## Challenge
Using the records provided below, locate and copy each line that contains the word "Batulempung".

#### Recorded information

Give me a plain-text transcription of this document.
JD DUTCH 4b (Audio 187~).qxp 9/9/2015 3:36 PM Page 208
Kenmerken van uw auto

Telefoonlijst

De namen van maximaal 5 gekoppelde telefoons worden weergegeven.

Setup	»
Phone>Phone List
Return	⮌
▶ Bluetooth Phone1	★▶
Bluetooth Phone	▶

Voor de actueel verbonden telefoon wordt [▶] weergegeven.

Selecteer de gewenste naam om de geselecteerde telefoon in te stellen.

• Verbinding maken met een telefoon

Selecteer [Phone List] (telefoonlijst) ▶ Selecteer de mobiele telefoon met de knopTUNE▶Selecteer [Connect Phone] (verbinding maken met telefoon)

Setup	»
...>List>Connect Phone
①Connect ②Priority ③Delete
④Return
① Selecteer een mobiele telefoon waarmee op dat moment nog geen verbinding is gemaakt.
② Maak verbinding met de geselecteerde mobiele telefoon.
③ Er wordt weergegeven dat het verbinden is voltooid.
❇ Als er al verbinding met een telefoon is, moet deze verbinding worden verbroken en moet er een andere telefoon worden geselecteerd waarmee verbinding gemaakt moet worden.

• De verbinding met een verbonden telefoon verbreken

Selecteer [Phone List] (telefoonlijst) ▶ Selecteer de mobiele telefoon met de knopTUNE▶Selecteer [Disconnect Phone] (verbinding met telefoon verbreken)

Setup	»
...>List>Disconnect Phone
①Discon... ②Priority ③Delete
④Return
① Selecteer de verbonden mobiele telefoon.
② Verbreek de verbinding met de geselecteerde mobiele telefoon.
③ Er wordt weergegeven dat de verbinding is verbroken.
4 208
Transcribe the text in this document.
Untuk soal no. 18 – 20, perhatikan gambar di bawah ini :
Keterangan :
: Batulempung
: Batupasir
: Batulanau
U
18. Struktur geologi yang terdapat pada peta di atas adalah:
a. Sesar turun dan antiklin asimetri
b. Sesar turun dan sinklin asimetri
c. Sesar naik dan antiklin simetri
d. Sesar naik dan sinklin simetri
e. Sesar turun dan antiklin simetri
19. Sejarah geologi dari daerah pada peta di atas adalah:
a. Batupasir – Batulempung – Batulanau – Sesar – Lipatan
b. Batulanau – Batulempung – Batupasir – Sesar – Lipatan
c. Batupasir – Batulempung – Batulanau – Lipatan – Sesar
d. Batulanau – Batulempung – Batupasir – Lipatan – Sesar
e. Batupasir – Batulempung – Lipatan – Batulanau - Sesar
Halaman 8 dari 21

########
#### Recorded information

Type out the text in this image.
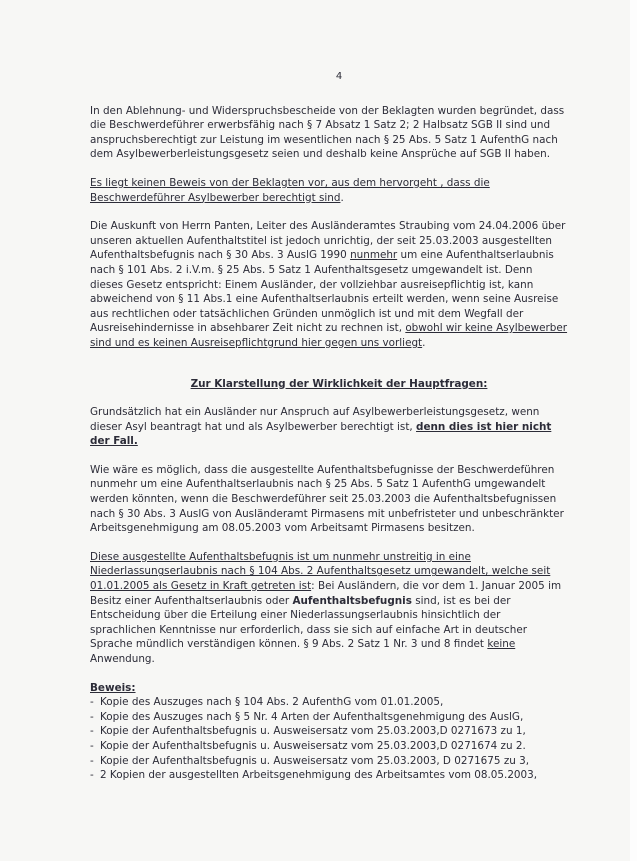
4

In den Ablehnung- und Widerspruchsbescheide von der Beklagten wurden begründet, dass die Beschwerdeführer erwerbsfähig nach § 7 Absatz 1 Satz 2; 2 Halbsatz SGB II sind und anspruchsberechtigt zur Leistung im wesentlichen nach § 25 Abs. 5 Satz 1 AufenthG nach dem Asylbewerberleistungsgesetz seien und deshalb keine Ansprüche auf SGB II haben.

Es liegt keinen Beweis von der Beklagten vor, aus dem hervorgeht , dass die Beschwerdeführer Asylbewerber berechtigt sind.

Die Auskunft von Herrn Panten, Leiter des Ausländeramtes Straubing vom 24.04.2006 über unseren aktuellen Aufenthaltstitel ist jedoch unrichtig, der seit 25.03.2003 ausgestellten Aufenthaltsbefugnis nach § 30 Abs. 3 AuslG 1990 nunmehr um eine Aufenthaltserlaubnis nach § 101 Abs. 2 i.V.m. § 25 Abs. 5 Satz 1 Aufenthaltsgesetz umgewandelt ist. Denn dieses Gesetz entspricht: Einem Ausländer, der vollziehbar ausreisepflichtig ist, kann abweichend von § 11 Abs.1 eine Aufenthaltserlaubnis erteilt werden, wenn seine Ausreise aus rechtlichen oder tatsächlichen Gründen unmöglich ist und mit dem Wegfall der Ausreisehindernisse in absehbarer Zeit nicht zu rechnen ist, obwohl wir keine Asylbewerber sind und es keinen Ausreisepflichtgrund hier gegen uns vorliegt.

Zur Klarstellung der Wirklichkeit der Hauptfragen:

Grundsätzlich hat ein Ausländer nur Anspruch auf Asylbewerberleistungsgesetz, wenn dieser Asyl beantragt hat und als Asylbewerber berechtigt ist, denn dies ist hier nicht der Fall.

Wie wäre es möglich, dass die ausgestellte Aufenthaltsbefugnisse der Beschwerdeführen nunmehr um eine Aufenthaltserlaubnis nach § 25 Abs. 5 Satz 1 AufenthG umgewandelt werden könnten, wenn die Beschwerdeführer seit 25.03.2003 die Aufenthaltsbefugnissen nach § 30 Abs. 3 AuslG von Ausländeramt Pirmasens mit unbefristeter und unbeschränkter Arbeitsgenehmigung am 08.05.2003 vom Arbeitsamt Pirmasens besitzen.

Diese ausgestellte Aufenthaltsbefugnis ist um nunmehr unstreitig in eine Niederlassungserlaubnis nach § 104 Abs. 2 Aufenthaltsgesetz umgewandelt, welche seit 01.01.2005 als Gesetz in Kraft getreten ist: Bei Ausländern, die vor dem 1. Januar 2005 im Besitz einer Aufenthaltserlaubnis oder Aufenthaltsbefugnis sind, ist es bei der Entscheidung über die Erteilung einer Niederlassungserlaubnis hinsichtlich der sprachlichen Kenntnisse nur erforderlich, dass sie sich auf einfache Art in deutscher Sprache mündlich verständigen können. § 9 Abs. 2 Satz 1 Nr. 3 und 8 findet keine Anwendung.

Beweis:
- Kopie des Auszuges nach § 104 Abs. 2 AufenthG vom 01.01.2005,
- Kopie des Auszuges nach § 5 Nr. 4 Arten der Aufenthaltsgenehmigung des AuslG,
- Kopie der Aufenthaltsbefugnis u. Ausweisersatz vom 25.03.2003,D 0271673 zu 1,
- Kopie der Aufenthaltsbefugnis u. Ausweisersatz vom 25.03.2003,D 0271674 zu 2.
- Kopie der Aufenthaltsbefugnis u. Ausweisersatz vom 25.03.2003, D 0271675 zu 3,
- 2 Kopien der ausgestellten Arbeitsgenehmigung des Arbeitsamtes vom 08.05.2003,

########
#### Recorded information

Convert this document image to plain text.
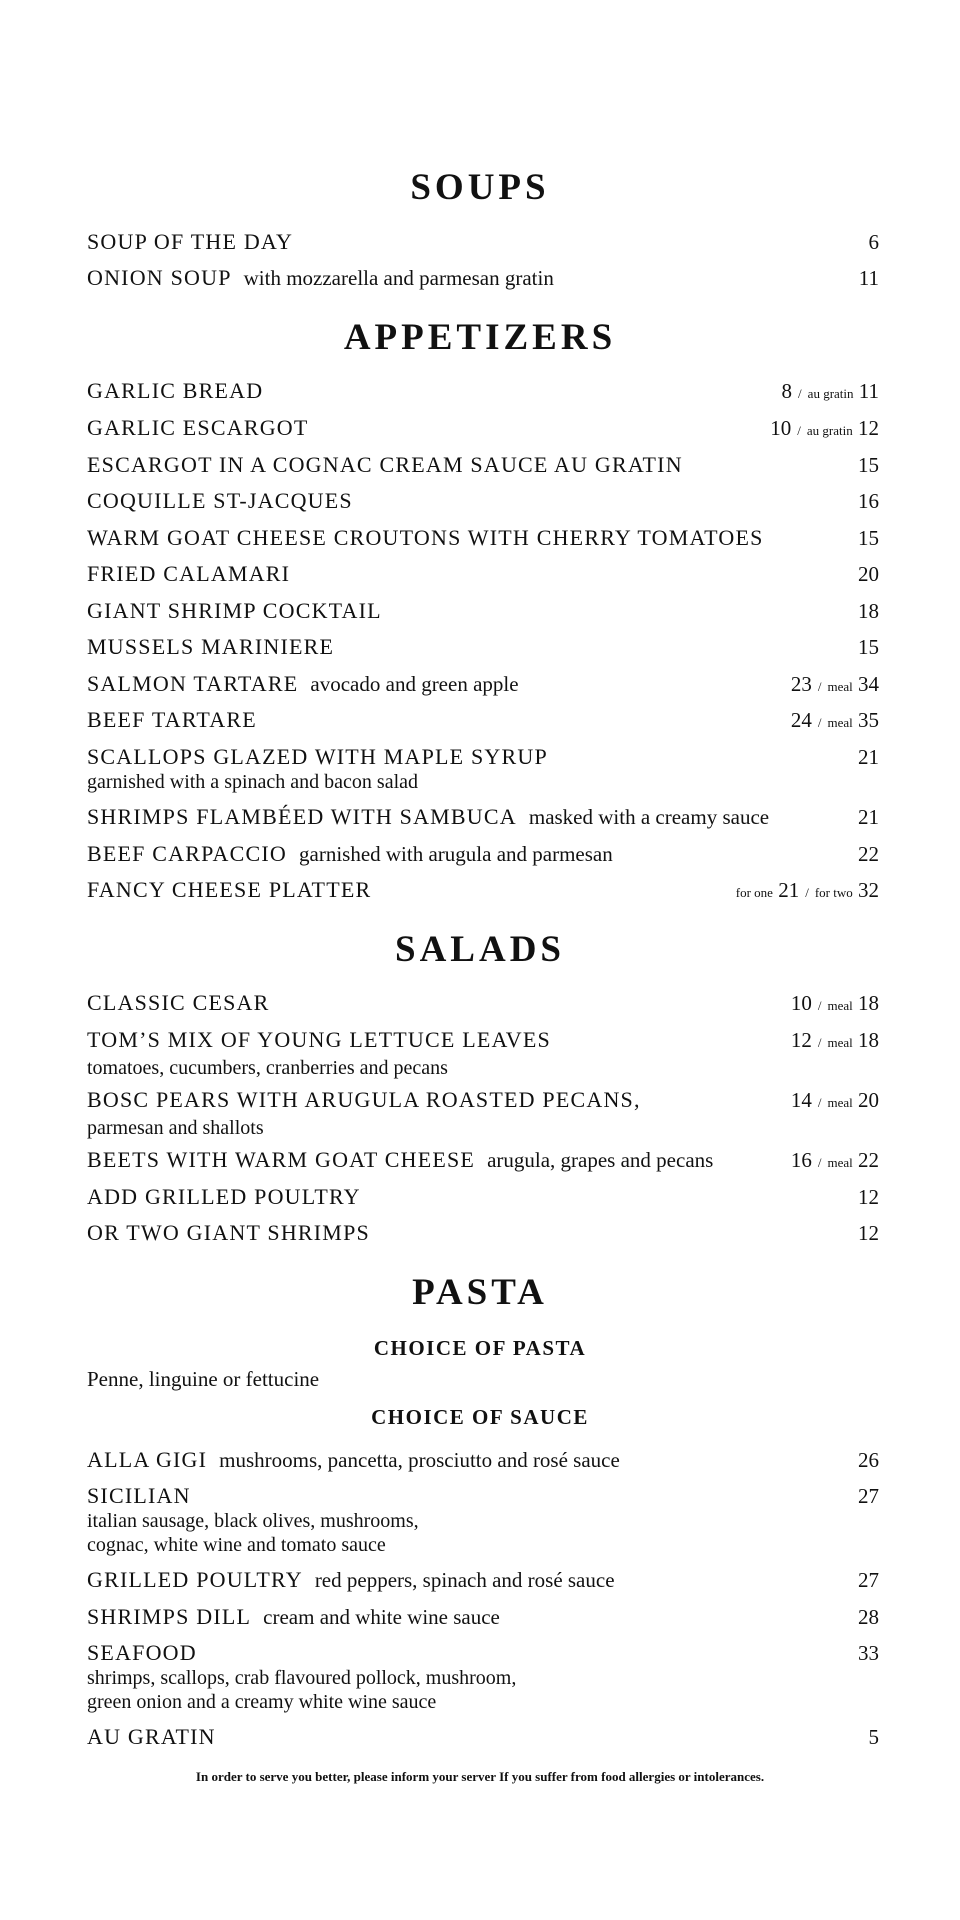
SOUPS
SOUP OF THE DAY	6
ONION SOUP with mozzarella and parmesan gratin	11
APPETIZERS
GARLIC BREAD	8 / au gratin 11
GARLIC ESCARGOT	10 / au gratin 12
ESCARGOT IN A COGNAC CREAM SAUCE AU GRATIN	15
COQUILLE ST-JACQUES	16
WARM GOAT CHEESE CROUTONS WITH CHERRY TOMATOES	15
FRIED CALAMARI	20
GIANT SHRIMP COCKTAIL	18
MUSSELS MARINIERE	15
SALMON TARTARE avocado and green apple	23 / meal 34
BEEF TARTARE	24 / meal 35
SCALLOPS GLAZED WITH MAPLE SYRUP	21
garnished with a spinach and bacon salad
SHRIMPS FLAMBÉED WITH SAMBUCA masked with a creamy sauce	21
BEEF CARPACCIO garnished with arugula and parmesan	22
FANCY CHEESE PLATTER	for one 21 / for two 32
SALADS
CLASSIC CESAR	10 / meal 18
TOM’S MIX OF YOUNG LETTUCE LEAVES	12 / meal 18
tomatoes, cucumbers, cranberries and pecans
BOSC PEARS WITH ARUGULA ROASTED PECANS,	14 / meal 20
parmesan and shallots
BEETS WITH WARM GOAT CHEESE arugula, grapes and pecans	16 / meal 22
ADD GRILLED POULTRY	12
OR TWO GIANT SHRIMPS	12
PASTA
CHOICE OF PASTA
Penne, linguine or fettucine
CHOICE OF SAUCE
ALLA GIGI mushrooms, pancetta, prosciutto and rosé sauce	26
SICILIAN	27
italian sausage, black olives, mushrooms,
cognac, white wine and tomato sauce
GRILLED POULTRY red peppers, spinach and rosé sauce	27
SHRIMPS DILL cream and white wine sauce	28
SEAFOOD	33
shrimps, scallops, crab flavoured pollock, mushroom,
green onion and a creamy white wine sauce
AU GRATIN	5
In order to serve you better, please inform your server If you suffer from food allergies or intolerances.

########

## The response
: Batulempung
a. Batupasir – Batulempung – Batulanau – Sesar – Lipatan
b. Batulanau – Batulempung – Batupasir – Sesar – Lipatan
c. Batupasir – Batulempung – Batulanau – Lipatan – Sesar
d. Batulanau – Batulempung – Batupasir – Lipatan – Sesar
e. Batupasir – Batulempung – Lipatan – Batulanau - Sesar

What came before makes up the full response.